SHORT TASK:
Tally each line where the word "imigracija" occurs, then give only the total.

━━ GIVEN DATA

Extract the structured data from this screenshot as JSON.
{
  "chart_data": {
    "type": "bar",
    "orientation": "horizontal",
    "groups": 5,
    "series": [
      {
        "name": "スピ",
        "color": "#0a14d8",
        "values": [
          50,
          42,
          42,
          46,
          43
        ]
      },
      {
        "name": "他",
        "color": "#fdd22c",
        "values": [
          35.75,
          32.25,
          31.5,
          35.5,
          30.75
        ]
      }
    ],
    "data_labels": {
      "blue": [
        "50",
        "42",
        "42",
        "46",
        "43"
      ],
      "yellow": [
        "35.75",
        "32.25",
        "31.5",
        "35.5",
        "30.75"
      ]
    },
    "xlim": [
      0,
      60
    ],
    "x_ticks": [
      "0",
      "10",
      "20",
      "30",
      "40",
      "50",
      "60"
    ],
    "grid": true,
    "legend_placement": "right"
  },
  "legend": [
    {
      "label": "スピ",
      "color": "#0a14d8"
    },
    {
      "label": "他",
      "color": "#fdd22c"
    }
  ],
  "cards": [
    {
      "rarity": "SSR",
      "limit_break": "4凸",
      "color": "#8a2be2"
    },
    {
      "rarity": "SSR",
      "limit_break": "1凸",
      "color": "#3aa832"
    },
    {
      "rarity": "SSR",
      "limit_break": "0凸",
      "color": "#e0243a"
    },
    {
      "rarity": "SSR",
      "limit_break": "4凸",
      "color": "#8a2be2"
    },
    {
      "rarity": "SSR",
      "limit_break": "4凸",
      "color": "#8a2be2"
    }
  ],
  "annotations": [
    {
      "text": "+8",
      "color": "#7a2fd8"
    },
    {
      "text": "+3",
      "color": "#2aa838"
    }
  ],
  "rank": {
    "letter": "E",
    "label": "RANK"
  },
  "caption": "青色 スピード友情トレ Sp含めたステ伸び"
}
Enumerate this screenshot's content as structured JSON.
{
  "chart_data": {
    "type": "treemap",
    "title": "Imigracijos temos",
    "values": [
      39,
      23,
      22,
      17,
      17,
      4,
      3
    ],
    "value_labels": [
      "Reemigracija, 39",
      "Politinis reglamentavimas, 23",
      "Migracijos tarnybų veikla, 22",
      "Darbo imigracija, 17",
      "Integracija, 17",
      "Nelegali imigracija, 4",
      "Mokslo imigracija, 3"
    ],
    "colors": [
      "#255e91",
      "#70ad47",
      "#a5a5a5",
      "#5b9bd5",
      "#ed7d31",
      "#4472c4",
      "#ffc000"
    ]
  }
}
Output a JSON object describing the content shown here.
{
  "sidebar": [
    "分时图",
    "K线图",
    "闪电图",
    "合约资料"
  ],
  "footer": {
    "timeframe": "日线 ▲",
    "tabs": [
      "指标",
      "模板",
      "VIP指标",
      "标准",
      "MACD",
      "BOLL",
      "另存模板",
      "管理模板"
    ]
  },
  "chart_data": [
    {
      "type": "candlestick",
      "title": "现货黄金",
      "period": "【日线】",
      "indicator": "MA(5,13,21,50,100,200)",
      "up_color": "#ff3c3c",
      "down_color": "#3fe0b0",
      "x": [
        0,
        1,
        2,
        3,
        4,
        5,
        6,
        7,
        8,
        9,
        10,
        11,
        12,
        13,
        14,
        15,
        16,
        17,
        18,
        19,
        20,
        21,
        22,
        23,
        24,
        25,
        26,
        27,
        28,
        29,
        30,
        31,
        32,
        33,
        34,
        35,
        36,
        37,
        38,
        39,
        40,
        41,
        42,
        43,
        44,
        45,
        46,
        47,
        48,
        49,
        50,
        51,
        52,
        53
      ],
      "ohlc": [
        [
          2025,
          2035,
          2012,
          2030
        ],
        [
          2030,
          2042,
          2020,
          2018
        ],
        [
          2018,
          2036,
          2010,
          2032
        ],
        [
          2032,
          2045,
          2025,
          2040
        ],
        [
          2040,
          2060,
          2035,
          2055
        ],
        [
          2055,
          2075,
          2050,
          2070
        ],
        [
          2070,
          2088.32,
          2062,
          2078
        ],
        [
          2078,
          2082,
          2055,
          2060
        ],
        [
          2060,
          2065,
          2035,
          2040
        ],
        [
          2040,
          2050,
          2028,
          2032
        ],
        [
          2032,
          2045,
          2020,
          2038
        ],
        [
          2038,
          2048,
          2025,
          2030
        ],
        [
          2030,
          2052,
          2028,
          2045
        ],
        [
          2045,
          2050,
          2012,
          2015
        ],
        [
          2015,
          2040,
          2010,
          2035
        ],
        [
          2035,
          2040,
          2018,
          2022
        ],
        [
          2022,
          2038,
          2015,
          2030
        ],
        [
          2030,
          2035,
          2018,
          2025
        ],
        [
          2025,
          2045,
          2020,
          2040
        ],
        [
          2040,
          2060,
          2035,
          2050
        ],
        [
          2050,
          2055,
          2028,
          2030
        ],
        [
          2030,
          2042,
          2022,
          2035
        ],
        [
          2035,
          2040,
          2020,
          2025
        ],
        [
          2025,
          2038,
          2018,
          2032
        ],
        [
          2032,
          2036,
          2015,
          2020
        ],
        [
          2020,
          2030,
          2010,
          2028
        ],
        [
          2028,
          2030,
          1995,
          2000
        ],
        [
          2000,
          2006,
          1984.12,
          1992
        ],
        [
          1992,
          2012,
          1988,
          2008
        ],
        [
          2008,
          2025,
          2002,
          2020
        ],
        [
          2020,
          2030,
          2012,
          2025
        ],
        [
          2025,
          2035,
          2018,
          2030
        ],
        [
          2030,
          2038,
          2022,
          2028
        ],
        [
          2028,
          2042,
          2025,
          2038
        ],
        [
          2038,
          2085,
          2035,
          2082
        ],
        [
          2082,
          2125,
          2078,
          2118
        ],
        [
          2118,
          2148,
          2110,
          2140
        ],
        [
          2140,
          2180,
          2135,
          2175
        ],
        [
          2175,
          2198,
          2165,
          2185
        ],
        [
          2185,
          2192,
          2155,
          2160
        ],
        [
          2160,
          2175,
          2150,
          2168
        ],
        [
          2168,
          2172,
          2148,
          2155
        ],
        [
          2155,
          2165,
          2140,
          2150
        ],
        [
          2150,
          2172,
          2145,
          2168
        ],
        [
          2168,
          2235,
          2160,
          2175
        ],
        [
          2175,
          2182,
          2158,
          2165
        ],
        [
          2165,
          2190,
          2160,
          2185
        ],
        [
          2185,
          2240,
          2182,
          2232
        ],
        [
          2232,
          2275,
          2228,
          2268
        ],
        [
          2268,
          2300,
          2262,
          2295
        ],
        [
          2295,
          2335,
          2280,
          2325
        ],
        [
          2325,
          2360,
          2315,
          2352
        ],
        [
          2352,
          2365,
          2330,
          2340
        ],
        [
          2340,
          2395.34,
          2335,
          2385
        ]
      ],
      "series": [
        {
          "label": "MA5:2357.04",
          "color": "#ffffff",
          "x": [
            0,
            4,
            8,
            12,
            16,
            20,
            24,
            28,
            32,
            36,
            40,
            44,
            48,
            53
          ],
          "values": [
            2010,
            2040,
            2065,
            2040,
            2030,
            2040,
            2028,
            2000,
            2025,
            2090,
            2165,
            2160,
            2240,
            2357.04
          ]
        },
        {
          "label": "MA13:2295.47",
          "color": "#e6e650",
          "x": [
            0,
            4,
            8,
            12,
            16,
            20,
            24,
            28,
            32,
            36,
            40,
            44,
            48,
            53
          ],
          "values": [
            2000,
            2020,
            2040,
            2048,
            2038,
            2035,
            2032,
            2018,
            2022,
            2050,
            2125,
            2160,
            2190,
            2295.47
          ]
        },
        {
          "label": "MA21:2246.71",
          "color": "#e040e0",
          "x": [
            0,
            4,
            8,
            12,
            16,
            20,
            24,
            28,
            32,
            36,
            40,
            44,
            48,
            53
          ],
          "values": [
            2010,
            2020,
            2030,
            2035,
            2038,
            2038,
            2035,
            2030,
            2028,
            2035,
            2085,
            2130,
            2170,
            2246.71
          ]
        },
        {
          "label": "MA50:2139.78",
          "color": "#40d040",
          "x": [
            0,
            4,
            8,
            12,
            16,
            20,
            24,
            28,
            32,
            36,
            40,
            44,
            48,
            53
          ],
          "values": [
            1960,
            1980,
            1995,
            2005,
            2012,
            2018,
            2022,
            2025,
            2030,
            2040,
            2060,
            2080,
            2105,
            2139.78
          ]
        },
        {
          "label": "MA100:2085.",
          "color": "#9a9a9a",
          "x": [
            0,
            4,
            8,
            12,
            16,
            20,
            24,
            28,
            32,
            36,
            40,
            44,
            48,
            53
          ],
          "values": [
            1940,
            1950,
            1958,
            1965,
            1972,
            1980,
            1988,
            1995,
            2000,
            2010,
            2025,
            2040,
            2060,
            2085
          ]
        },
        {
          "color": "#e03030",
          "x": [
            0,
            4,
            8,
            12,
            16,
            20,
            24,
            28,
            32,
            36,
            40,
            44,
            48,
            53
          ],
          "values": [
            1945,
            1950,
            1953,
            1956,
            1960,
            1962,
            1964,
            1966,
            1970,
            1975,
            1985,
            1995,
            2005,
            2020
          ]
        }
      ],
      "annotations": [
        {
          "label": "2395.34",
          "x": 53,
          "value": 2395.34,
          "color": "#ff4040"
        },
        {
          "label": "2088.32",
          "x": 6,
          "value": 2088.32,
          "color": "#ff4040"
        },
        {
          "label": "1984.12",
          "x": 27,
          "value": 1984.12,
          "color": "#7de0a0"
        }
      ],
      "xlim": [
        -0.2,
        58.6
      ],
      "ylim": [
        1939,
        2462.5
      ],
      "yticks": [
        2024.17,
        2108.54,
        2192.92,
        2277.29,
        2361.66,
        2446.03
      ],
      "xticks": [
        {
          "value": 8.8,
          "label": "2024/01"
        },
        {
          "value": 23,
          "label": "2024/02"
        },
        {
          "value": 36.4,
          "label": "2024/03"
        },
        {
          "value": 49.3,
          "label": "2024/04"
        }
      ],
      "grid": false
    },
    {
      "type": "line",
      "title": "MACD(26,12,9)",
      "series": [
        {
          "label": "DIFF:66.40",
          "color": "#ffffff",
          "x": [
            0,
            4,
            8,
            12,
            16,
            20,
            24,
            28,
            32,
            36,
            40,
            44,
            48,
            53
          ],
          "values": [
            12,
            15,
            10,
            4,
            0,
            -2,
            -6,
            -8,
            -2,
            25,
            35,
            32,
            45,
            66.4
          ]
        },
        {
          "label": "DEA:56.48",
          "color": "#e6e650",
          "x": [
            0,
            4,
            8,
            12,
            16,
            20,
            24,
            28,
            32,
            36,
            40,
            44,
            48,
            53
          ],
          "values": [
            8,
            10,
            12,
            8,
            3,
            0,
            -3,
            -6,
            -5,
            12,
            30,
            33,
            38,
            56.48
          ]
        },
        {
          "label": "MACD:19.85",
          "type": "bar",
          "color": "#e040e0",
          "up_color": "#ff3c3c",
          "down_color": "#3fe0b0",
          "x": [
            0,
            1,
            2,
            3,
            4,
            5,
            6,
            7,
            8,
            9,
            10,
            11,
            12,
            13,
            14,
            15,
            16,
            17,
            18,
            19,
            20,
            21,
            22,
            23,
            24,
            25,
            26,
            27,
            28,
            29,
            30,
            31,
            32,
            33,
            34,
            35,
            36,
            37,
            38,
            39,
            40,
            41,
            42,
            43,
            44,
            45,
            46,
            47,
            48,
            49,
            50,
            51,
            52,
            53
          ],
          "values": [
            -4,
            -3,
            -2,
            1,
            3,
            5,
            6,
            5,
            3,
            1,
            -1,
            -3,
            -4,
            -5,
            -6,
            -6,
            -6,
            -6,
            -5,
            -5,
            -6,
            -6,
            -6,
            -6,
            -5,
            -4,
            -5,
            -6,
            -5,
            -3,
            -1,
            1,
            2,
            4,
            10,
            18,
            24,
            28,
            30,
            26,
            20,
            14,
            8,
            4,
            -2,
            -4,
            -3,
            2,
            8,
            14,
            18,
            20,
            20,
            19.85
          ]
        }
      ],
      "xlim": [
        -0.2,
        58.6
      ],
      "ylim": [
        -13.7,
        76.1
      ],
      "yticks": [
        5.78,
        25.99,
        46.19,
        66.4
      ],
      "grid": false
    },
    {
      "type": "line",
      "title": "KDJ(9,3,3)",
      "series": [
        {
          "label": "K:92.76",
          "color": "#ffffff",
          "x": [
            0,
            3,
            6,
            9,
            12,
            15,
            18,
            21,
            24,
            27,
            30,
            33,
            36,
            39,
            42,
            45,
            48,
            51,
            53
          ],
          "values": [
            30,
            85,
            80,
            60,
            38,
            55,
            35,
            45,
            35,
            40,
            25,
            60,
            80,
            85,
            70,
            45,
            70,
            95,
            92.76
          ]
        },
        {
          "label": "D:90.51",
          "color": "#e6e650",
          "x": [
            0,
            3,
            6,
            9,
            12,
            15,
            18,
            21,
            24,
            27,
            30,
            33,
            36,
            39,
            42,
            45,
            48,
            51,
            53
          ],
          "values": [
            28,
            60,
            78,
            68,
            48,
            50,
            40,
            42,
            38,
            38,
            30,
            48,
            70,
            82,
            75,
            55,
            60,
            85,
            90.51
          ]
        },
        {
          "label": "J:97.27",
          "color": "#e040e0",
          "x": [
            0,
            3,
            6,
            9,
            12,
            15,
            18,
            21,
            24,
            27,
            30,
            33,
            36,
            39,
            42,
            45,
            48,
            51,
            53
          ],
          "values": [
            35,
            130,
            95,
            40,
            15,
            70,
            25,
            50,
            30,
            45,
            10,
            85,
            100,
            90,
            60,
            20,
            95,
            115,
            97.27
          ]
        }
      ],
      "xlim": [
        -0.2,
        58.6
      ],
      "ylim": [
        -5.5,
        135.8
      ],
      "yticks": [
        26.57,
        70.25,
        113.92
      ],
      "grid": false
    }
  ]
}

━━━━

EXERCISE RESULT:
3